(Dataset items)
• • • •

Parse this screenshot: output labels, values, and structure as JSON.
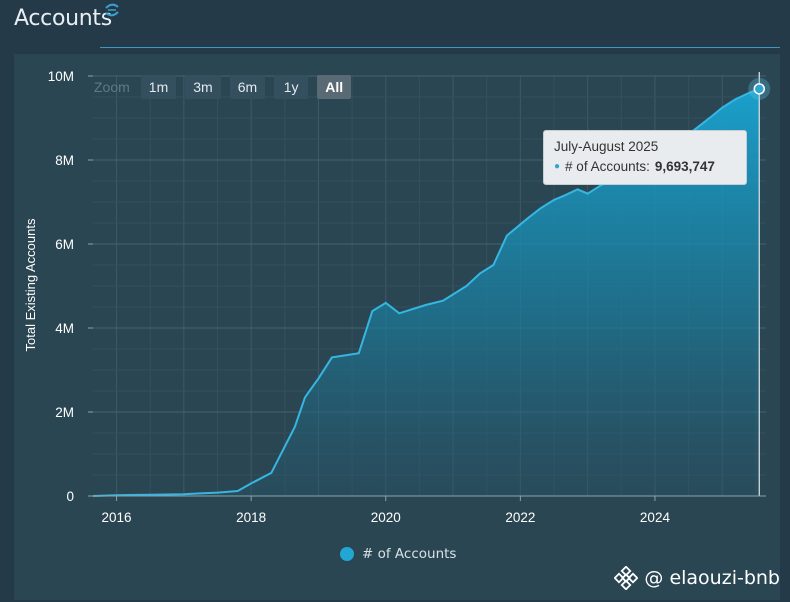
{
  "header": {
    "title": "Accounts"
  },
  "zoom": {
    "label": "Zoom",
    "buttons": [
      "1m",
      "3m",
      "6m",
      "1y",
      "All"
    ],
    "active": "All"
  },
  "tooltip": {
    "title": "July-August 2025",
    "series": "# of Accounts:",
    "value": "9,693,747"
  },
  "legend": {
    "label": "# of Accounts"
  },
  "watermark": {
    "text": "@ elaouzi-bnb"
  },
  "colors": {
    "area_top": "#1aa2cf",
    "line": "#36b6e2",
    "background": "#2b4653",
    "accent": "#3fa9d4"
  },
  "icons": {
    "watermark": "binance-logo-icon",
    "title": "spinner-logo-icon"
  },
  "chart_data": {
    "type": "area",
    "title": "Accounts",
    "xlabel": "",
    "ylabel": "Total Existing Accounts",
    "xlim": [
      2015.65,
      2025.65
    ],
    "ylim": [
      0,
      10000000
    ],
    "x_ticks": [
      2016,
      2018,
      2020,
      2022,
      2024
    ],
    "y_ticks": [
      0,
      2000000,
      4000000,
      6000000,
      8000000,
      10000000
    ],
    "y_tick_labels": [
      "0",
      "2M",
      "4M",
      "6M",
      "8M",
      "10M"
    ],
    "grid": true,
    "legend_position": "bottom-center",
    "series": [
      {
        "name": "# of Accounts",
        "x": [
          2015.65,
          2016.0,
          2016.5,
          2017.0,
          2017.2,
          2017.5,
          2017.8,
          2018.0,
          2018.3,
          2018.65,
          2018.8,
          2019.0,
          2019.2,
          2019.6,
          2019.8,
          2020.0,
          2020.2,
          2020.4,
          2020.6,
          2020.85,
          2021.0,
          2021.2,
          2021.4,
          2021.6,
          2021.8,
          2021.95,
          2022.1,
          2022.3,
          2022.5,
          2022.65,
          2022.85,
          2023.0,
          2023.2,
          2023.4,
          2023.6,
          2023.8,
          2024.0,
          2024.2,
          2024.45,
          2024.65,
          2024.85,
          2025.0,
          2025.2,
          2025.4,
          2025.55
        ],
        "y": [
          0,
          20000,
          30000,
          40000,
          60000,
          80000,
          120000,
          300000,
          550000,
          1650000,
          2350000,
          2800000,
          3300000,
          3400000,
          4400000,
          4600000,
          4350000,
          4450000,
          4550000,
          4650000,
          4800000,
          5000000,
          5300000,
          5500000,
          6200000,
          6400000,
          6600000,
          6850000,
          7050000,
          7150000,
          7300000,
          7200000,
          7400000,
          7550000,
          7650000,
          7800000,
          8000000,
          8250000,
          8550000,
          8800000,
          9050000,
          9250000,
          9450000,
          9600000,
          9693747
        ]
      }
    ]
  }
}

• • • •

Reproduce each line exactly as it appears, omitting the pictures.

> FINISHED TASK:
Parse this screenshot: output labels, values, and structure as JSON.
{
  "header": {
    "title": "Accounts"
  },
  "zoom": {
    "label": "Zoom",
    "buttons": [
      "1m",
      "3m",
      "6m",
      "1y",
      "All"
    ],
    "active": "All"
  },
  "tooltip": {
    "title": "July-August 2025",
    "series": "# of Accounts:",
    "value": "9,693,747"
  },
  "legend": {
    "label": "# of Accounts"
  },
  "watermark": {
    "text": "@ elaouzi-bnb"
  },
  "colors": {
    "area_top": "#1aa2cf",
    "line": "#36b6e2",
    "background": "#2b4653",
    "accent": "#3fa9d4"
  },
  "icons": {
    "watermark": "binance-logo-icon",
    "title": "spinner-logo-icon"
  },
  "chart_data": {
    "type": "area",
    "title": "Accounts",
    "xlabel": "",
    "ylabel": "Total Existing Accounts",
    "xlim": [
      2015.65,
      2025.65
    ],
    "ylim": [
      0,
      10000000
    ],
    "x_ticks": [
      2016,
      2018,
      2020,
      2022,
      2024
    ],
    "y_ticks": [
      0,
      2000000,
      4000000,
      6000000,
      8000000,
      10000000
    ],
    "y_tick_labels": [
      "0",
      "2M",
      "4M",
      "6M",
      "8M",
      "10M"
    ],
    "grid": true,
    "legend_position": "bottom-center",
    "series": [
      {
        "name": "# of Accounts",
        "x": [
          2015.65,
          2016.0,
          2016.5,
          2017.0,
          2017.2,
          2017.5,
          2017.8,
          2018.0,
          2018.3,
          2018.65,
          2018.8,
          2019.0,
          2019.2,
          2019.6,
          2019.8,
          2020.0,
          2020.2,
          2020.4,
          2020.6,
          2020.85,
          2021.0,
          2021.2,
          2021.4,
          2021.6,
          2021.8,
          2021.95,
          2022.1,
          2022.3,
          2022.5,
          2022.65,
          2022.85,
          2023.0,
          2023.2,
          2023.4,
          2023.6,
          2023.8,
          2024.0,
          2024.2,
          2024.45,
          2024.65,
          2024.85,
          2025.0,
          2025.2,
          2025.4,
          2025.55
        ],
        "y": [
          0,
          20000,
          30000,
          40000,
          60000,
          80000,
          120000,
          300000,
          550000,
          1650000,
          2350000,
          2800000,
          3300000,
          3400000,
          4400000,
          4600000,
          4350000,
          4450000,
          4550000,
          4650000,
          4800000,
          5000000,
          5300000,
          5500000,
          6200000,
          6400000,
          6600000,
          6850000,
          7050000,
          7150000,
          7300000,
          7200000,
          7400000,
          7550000,
          7650000,
          7800000,
          8000000,
          8250000,
          8550000,
          8800000,
          9050000,
          9250000,
          9450000,
          9600000,
          9693747
        ]
      }
    ]
  }
}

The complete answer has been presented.